Data to process
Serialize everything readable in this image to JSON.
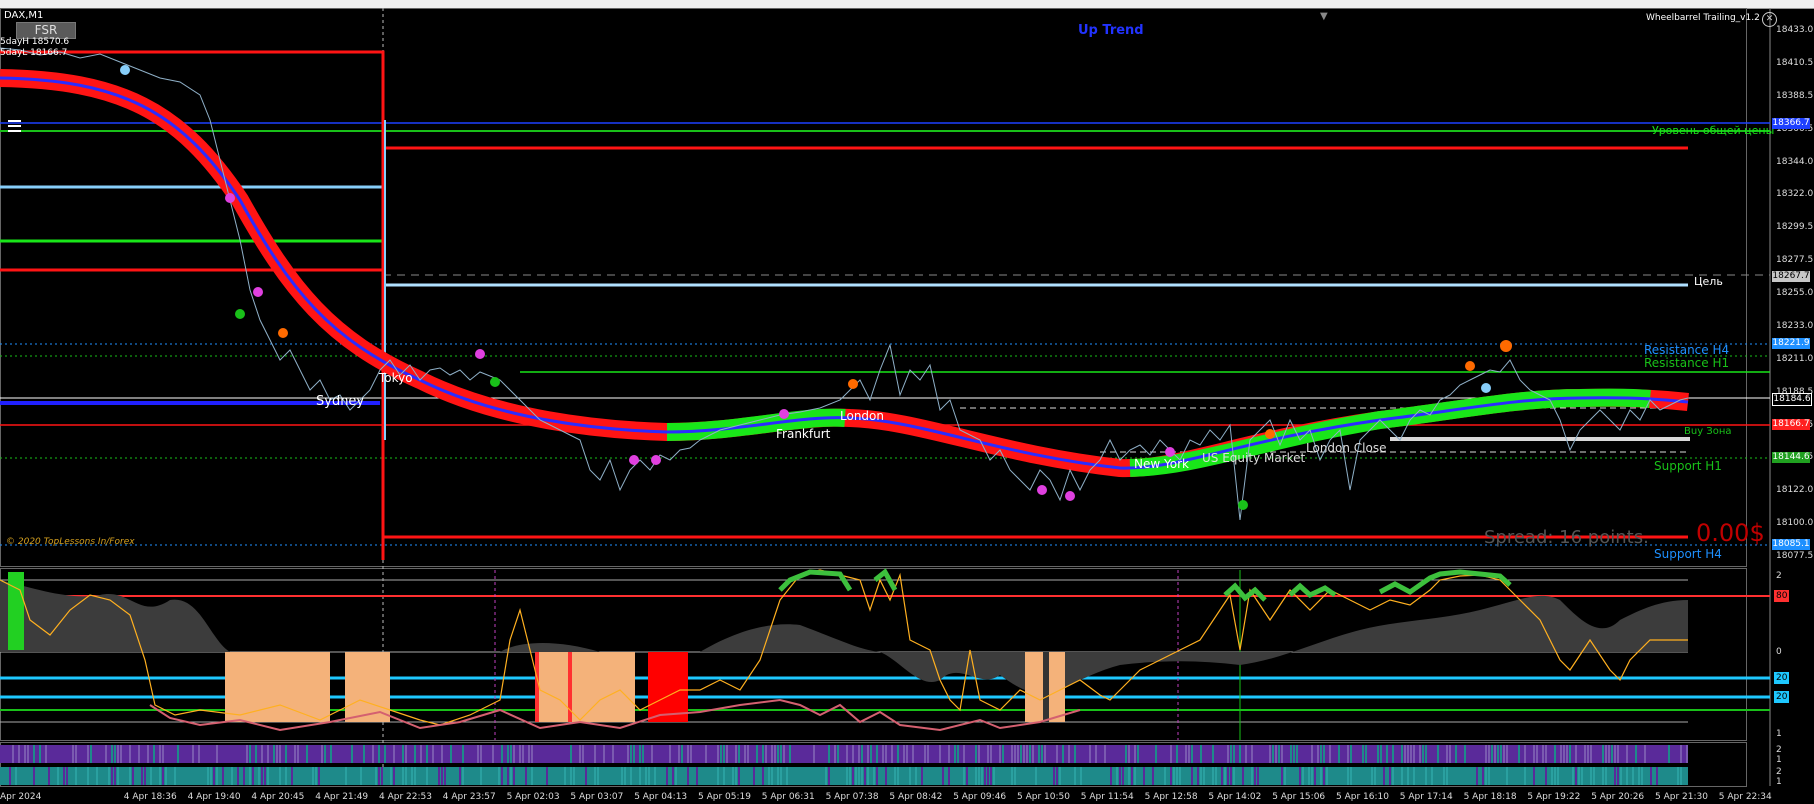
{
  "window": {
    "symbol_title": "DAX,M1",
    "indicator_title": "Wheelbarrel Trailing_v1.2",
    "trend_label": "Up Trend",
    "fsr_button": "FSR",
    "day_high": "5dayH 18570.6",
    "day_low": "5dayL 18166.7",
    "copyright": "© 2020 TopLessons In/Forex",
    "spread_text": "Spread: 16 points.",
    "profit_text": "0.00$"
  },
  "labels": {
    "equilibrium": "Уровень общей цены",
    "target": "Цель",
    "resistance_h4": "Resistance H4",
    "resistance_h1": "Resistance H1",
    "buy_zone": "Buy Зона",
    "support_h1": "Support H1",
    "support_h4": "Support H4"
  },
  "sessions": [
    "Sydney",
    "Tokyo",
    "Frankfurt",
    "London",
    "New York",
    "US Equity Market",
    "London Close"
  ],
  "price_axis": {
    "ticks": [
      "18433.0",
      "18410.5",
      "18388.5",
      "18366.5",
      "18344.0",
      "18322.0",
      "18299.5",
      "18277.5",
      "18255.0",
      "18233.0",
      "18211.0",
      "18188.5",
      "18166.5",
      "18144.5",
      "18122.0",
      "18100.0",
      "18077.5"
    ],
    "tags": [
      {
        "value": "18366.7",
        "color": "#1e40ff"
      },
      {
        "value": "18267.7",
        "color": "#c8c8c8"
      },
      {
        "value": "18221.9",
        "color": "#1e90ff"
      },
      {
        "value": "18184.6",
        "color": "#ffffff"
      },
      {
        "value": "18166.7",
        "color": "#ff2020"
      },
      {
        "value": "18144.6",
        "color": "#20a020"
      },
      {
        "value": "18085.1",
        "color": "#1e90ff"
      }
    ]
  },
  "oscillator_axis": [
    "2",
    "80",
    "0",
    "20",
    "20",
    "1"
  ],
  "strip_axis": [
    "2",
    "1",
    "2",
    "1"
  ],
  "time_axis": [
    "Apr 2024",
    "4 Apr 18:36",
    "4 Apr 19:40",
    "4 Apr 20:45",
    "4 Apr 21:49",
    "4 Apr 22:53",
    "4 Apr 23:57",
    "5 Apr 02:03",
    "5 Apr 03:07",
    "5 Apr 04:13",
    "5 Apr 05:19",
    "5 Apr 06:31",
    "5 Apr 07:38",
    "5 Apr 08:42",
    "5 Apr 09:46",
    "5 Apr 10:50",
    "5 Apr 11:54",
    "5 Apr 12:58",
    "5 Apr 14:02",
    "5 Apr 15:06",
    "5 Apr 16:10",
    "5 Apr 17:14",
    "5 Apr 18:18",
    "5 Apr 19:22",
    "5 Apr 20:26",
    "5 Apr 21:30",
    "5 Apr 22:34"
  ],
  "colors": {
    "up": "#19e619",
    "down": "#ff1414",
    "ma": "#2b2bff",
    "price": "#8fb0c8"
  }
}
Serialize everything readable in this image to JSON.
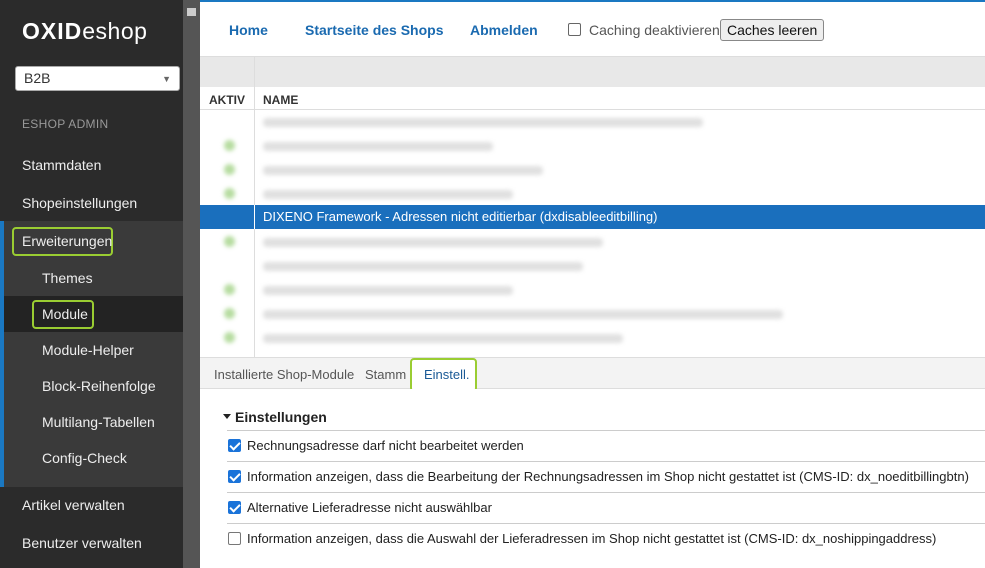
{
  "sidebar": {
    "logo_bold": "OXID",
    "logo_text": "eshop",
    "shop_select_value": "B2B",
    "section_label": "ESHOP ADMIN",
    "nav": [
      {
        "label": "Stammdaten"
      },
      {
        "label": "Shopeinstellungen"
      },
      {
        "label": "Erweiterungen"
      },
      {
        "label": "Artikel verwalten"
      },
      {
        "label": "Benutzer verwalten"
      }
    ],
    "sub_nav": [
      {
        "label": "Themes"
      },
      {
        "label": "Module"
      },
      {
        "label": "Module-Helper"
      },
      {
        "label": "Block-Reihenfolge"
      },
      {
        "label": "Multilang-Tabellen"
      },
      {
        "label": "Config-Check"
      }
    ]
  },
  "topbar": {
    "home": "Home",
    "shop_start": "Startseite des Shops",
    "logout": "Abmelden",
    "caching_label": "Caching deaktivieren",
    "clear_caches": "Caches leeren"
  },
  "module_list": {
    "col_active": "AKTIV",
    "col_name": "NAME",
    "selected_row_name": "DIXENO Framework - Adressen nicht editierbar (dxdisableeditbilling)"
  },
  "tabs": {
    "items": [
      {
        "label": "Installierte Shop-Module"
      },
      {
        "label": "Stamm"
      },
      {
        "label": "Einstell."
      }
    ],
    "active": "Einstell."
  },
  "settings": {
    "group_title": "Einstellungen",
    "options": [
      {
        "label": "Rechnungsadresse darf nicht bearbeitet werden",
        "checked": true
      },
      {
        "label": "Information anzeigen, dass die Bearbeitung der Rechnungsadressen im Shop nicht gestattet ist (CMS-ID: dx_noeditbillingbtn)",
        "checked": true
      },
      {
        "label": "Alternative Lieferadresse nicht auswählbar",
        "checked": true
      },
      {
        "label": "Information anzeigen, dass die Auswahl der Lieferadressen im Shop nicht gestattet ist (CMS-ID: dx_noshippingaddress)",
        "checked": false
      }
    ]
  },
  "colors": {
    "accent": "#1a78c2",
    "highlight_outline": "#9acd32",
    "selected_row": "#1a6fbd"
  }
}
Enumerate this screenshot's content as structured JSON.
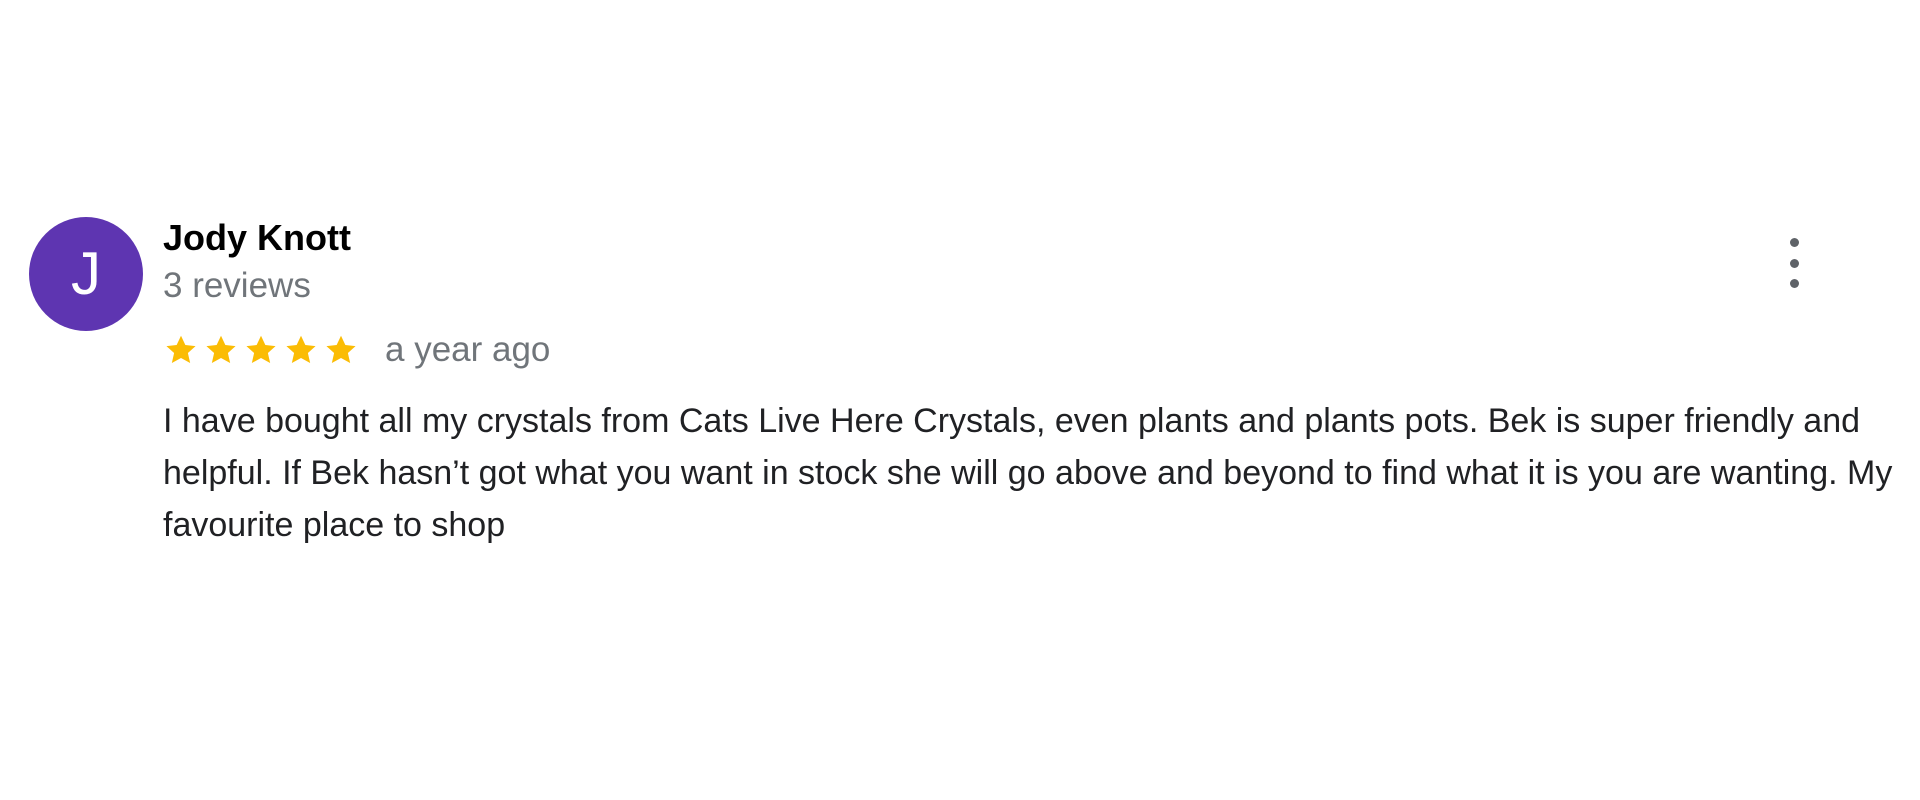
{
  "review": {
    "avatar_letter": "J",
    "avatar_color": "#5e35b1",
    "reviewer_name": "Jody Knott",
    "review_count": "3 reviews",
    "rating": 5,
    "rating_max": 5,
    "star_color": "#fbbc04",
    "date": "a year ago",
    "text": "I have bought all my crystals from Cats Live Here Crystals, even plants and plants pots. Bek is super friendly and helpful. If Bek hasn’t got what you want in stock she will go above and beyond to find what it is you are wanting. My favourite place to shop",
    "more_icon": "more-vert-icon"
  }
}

Your task
Take every line containing the word "dass" and copy it.

Response to the task
        "label": "Information anzeigen, dass die Bearbeitung der Rechnungsadressen im Shop nicht gestattet ist (CMS-ID: dx_noeditbillingbtn)",
        "label": "Information anzeigen, dass die Auswahl der Lieferadressen im Shop nicht gestattet ist (CMS-ID: dx_noshippingaddress)",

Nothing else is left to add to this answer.